**Exercise task**
Isolate every line in the data with the string "után" and copy it.

**Extracted material**
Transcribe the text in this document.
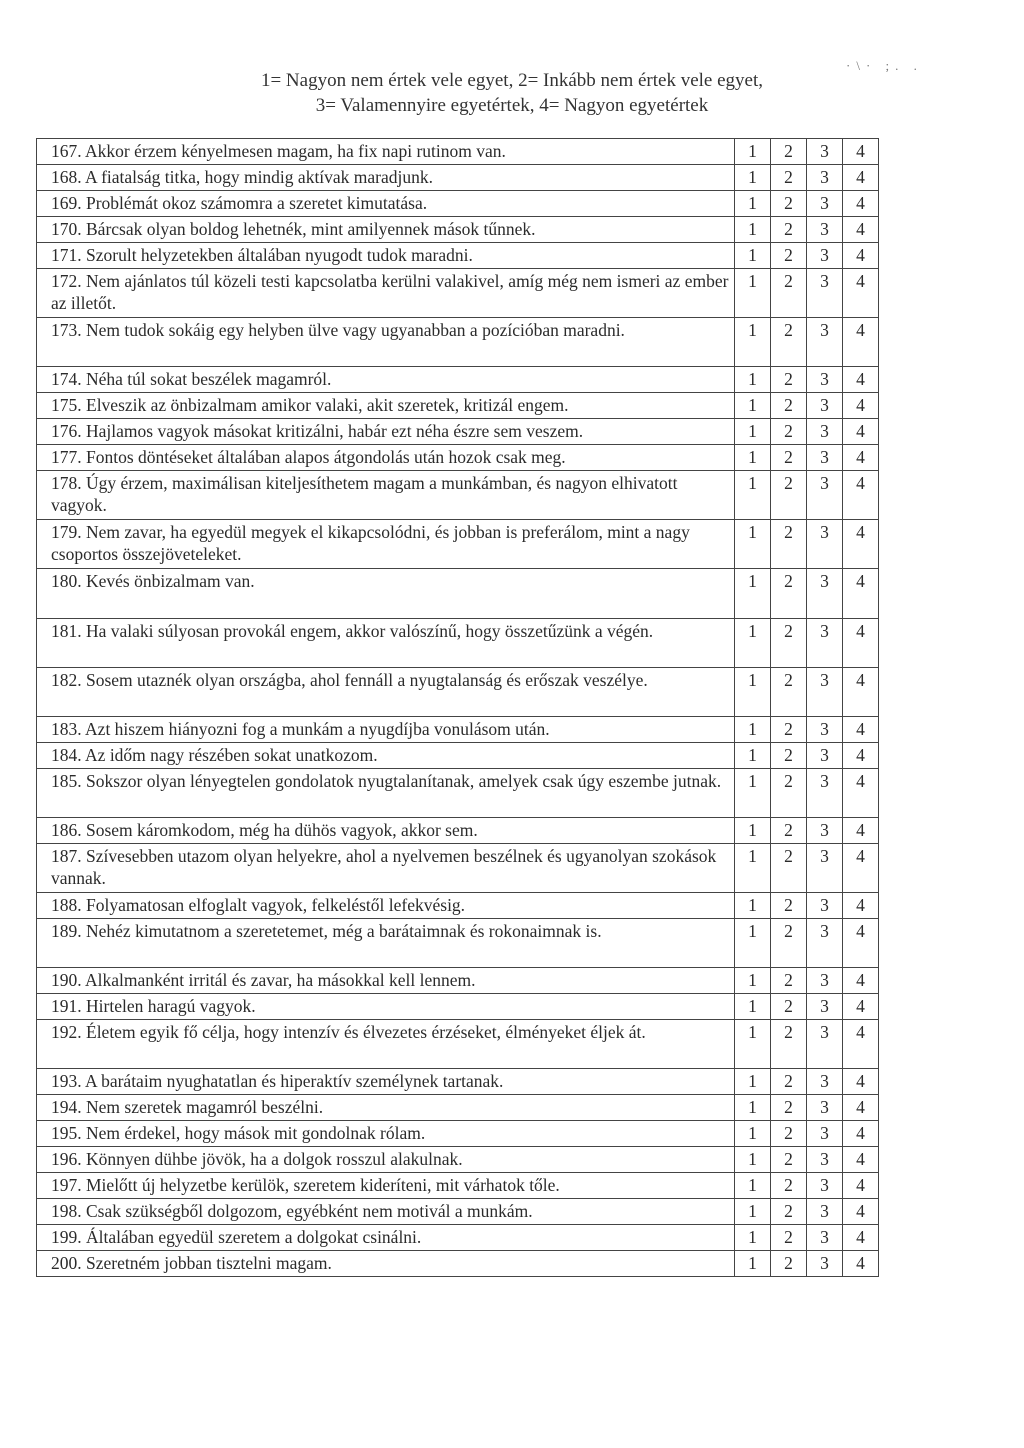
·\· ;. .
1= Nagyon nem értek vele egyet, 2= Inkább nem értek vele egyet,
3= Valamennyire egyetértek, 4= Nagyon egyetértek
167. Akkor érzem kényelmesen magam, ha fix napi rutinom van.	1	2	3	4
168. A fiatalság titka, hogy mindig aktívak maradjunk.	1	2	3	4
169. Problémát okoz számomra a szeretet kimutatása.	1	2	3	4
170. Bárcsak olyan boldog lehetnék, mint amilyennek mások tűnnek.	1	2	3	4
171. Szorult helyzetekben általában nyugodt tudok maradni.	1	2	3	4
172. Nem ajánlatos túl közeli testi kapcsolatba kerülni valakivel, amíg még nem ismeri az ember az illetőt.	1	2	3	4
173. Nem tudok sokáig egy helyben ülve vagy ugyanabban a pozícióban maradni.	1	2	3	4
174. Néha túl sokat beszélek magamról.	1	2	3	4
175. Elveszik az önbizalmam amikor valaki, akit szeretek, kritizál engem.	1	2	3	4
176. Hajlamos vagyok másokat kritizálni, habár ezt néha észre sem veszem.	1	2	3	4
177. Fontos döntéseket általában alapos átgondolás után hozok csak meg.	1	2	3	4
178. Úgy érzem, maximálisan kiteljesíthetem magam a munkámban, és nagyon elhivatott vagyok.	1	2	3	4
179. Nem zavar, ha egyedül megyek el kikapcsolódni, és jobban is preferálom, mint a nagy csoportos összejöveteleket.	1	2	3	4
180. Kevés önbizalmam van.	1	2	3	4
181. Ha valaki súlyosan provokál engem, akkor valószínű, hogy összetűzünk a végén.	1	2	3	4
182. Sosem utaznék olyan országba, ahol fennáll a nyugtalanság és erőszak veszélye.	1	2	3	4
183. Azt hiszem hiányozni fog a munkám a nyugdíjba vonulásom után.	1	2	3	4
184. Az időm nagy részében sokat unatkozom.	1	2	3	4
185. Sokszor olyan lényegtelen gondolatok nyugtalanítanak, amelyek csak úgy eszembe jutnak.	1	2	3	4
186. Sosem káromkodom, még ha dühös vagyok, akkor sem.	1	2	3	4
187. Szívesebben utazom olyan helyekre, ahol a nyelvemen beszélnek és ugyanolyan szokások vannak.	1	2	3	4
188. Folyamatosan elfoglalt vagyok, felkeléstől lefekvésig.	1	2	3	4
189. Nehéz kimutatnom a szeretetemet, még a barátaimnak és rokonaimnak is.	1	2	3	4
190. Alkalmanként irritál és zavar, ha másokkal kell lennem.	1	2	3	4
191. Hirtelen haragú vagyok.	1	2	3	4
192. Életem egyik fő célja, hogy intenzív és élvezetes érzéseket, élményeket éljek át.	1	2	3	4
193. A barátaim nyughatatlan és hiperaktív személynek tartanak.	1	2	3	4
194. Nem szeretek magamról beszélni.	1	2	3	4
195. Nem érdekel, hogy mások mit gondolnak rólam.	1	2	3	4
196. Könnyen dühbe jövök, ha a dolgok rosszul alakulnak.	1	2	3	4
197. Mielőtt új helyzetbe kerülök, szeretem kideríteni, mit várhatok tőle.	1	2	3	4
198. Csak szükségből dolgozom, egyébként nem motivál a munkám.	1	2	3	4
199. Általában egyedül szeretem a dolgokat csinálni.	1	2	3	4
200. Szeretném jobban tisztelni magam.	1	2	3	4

**Solution**
177. Fontos döntéseket általában alapos átgondolás után hozok csak meg.	1	2	3	4
183. Azt hiszem hiányozni fog a munkám a nyugdíjba vonulásom után.	1	2	3	4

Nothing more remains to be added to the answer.